--- START OF DATA FOR THE TASK ---

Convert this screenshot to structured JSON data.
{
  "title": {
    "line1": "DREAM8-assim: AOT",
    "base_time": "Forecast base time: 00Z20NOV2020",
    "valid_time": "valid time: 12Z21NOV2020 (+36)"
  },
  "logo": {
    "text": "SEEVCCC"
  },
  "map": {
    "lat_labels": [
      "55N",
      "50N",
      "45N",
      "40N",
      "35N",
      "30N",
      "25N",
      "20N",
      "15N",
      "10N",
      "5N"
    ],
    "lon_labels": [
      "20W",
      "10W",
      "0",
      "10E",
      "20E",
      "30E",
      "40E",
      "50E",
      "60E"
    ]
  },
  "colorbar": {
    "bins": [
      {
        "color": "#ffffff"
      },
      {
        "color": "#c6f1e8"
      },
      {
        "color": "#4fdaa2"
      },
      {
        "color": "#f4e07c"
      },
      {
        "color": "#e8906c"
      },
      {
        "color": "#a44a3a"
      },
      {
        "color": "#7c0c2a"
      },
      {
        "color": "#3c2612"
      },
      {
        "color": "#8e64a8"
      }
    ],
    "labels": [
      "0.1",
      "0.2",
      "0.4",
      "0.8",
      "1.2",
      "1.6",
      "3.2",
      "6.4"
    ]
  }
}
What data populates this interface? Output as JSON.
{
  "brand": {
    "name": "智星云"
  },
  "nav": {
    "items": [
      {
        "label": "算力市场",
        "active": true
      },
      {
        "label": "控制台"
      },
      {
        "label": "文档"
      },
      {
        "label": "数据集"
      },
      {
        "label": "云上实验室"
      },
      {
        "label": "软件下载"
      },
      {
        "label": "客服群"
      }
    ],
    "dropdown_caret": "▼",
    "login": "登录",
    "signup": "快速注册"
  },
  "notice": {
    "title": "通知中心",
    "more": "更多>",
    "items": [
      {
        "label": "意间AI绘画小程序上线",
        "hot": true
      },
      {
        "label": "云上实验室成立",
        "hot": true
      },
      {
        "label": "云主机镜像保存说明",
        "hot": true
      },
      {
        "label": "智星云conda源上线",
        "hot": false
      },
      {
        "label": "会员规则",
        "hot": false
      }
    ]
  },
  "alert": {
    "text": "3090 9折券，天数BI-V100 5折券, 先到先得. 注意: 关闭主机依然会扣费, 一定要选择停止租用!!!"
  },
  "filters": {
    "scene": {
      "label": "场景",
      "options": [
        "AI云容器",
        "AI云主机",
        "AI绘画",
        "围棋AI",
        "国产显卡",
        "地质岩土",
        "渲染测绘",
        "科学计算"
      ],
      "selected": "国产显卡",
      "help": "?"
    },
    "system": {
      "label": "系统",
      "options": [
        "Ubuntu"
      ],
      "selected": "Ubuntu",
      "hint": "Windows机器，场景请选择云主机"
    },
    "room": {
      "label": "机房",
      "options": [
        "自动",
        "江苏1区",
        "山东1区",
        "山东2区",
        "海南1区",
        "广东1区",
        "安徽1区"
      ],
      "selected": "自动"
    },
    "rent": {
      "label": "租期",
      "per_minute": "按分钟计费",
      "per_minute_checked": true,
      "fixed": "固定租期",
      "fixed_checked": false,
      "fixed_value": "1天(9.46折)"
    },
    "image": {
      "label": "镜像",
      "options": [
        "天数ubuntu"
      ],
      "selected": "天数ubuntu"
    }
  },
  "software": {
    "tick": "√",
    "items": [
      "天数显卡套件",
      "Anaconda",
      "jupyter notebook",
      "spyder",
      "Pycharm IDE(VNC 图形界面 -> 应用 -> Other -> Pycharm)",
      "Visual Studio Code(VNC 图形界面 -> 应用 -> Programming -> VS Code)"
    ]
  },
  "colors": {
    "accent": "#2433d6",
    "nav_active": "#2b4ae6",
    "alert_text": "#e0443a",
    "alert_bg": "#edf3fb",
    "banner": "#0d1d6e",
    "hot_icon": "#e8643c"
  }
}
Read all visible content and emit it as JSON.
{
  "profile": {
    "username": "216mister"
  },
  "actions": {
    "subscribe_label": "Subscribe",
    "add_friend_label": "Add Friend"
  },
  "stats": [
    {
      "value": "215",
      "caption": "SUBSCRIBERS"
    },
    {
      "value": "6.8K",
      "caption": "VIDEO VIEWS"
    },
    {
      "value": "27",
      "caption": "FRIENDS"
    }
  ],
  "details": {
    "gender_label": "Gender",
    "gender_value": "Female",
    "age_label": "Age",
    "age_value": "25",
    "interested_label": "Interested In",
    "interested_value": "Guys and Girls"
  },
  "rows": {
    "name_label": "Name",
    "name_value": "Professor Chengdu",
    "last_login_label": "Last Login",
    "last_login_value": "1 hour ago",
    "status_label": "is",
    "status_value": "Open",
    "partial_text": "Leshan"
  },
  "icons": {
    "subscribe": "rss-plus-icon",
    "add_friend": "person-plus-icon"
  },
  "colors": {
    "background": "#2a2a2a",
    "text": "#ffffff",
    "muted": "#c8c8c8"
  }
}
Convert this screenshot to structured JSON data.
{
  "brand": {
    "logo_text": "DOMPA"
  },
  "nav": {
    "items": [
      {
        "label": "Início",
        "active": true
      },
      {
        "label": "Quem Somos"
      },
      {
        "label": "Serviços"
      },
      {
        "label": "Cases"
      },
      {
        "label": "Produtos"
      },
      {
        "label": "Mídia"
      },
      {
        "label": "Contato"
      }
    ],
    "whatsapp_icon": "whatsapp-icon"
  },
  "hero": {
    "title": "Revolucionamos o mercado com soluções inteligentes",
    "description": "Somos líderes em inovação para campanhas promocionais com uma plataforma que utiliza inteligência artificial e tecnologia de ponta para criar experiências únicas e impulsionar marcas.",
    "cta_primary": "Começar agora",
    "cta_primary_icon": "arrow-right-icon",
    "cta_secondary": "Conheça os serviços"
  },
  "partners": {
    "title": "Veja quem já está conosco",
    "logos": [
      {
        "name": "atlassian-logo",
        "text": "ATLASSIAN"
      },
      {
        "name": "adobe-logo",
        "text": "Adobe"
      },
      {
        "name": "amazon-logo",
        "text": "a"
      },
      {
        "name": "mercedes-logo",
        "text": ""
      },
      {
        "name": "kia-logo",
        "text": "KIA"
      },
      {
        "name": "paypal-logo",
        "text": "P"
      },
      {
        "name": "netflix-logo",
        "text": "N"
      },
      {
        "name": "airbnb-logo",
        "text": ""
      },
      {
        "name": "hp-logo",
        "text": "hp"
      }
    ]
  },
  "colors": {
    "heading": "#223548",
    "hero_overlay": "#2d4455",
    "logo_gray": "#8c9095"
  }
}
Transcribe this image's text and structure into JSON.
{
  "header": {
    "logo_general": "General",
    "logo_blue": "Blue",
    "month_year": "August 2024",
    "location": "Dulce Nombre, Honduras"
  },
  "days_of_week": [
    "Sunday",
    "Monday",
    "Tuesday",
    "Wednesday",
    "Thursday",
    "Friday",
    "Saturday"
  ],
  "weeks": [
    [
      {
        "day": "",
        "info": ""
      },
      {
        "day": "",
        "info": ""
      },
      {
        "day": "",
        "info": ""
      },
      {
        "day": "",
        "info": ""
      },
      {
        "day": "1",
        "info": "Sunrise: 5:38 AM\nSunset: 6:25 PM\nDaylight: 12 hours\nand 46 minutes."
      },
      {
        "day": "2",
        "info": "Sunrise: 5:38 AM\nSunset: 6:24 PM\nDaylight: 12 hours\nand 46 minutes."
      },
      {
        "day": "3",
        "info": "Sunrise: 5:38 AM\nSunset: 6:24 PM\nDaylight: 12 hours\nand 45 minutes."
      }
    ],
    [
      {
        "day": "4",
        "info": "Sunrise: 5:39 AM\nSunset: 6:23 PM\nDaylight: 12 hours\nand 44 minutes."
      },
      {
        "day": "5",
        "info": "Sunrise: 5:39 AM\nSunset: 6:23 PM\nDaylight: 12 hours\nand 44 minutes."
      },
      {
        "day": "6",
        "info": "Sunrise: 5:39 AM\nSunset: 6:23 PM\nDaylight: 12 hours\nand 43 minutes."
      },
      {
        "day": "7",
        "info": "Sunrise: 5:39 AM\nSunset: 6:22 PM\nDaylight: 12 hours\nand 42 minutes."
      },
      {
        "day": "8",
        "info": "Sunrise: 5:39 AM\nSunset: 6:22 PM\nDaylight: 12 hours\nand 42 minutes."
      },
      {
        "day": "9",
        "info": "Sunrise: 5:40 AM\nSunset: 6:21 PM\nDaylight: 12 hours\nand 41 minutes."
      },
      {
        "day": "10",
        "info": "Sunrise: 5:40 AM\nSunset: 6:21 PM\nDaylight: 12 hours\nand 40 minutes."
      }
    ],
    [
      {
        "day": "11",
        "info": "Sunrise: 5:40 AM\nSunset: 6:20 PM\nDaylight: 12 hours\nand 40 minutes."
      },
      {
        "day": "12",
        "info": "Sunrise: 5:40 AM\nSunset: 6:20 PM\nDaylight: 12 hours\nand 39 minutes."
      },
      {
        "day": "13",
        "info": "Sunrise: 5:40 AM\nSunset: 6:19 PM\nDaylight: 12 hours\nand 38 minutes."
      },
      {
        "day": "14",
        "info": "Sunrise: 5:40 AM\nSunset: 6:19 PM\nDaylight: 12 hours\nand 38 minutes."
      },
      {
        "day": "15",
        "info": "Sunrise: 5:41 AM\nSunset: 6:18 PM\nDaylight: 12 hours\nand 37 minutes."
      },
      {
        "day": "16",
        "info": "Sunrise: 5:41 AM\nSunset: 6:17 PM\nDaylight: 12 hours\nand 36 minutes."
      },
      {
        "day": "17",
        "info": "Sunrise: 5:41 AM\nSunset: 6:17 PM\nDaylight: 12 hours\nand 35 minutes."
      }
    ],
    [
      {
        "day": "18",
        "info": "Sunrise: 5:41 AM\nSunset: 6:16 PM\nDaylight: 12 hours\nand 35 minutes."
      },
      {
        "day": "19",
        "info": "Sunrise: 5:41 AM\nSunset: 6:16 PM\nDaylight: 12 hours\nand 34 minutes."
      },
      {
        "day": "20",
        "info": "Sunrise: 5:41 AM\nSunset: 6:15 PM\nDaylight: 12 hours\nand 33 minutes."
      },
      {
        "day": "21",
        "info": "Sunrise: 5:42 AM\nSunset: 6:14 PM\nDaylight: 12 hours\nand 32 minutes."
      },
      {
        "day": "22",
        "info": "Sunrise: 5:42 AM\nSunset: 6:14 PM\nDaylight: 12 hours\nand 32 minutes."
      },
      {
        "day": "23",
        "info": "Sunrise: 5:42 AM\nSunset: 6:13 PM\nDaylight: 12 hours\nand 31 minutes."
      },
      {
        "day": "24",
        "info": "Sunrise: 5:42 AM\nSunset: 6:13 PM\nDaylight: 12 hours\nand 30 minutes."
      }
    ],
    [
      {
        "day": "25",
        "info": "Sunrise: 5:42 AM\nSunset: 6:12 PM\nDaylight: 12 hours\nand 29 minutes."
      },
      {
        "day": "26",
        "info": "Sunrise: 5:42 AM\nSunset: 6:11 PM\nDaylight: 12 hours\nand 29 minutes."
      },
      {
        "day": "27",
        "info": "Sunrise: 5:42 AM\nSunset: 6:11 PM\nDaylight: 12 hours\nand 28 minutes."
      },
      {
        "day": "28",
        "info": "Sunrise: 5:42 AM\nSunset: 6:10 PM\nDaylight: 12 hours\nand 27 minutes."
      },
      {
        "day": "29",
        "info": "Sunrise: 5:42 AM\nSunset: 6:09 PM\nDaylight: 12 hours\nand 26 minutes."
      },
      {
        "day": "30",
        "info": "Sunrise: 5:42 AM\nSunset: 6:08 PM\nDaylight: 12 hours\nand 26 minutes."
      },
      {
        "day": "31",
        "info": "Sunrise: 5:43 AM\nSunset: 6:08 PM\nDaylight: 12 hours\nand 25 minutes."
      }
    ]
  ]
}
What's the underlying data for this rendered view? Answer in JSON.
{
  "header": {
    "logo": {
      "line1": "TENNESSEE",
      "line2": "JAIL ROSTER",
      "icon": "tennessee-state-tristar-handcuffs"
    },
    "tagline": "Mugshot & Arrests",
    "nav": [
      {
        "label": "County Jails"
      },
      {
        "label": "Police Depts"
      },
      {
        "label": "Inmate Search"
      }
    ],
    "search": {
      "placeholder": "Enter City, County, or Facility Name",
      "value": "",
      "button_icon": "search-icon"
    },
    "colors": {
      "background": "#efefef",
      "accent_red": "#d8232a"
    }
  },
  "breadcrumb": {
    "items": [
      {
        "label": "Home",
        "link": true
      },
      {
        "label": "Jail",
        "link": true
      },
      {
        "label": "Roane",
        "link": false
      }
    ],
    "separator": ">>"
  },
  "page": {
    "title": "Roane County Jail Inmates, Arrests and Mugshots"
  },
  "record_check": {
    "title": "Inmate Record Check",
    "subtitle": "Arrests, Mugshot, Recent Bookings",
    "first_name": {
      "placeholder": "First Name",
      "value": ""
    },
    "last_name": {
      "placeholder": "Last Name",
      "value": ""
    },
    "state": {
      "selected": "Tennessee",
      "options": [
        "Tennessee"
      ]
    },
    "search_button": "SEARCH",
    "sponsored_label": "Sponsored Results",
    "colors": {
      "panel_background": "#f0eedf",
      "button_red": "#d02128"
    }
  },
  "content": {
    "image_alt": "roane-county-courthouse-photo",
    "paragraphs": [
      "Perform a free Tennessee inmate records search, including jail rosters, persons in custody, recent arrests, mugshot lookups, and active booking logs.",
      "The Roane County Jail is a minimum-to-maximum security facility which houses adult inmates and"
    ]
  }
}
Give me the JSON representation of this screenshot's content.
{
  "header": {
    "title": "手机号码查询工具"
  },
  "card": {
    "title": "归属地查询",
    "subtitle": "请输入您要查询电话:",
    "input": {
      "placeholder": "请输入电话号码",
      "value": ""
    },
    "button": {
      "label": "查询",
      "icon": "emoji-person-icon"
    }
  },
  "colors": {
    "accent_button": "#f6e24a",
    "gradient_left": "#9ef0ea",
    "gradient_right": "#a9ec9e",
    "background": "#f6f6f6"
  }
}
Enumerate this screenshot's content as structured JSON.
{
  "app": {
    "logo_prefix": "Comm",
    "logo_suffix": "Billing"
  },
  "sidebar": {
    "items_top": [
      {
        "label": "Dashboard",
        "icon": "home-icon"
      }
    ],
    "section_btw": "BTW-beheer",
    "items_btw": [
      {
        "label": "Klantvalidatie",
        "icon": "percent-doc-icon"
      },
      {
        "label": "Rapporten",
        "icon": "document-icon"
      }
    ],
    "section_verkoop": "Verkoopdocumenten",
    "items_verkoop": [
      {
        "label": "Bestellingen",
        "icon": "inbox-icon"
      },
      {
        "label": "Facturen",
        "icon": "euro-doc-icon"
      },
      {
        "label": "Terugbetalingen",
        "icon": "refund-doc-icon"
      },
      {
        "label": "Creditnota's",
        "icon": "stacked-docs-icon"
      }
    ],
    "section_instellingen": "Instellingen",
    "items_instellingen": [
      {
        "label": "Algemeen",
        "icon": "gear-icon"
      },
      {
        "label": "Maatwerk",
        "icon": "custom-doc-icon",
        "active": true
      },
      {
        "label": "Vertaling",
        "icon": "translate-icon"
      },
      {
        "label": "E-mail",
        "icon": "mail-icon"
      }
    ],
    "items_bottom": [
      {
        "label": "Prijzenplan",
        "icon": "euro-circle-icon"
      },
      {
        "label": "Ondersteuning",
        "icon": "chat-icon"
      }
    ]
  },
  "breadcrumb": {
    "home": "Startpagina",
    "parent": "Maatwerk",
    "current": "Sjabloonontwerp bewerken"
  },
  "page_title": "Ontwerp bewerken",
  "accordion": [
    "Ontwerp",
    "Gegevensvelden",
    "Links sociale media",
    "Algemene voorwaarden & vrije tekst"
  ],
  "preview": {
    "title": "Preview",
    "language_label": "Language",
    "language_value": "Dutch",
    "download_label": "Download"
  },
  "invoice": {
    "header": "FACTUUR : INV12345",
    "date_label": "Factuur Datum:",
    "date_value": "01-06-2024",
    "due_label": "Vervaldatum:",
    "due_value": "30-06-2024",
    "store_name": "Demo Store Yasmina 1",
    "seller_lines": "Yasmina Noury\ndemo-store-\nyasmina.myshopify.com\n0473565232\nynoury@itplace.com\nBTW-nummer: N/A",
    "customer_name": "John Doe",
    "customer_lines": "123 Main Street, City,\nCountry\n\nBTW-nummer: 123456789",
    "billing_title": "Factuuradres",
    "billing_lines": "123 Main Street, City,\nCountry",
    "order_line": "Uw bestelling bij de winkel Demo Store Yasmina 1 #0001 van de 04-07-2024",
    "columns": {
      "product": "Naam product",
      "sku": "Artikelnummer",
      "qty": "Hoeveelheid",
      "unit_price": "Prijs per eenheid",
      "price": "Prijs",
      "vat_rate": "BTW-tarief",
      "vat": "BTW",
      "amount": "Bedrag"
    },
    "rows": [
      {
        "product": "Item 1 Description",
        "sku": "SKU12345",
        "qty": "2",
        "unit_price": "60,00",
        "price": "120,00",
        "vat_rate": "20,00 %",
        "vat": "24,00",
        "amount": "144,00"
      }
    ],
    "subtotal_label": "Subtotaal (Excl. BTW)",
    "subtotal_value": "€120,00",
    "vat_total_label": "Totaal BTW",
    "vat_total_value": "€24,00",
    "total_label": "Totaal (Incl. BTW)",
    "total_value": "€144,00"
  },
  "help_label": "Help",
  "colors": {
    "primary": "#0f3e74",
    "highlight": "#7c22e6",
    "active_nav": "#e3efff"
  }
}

--- END OF DATA FOR THE TASK ---

WRITTEN TASK = Each line above that holds the string "Street" should be copied and shown.

FINISHED EXERCISE =
    "customer_lines": "123 Main Street, City,\nCountry\n\nBTW-nummer: 123456789",
    "billing_lines": "123 Main Street, City,\nCountry",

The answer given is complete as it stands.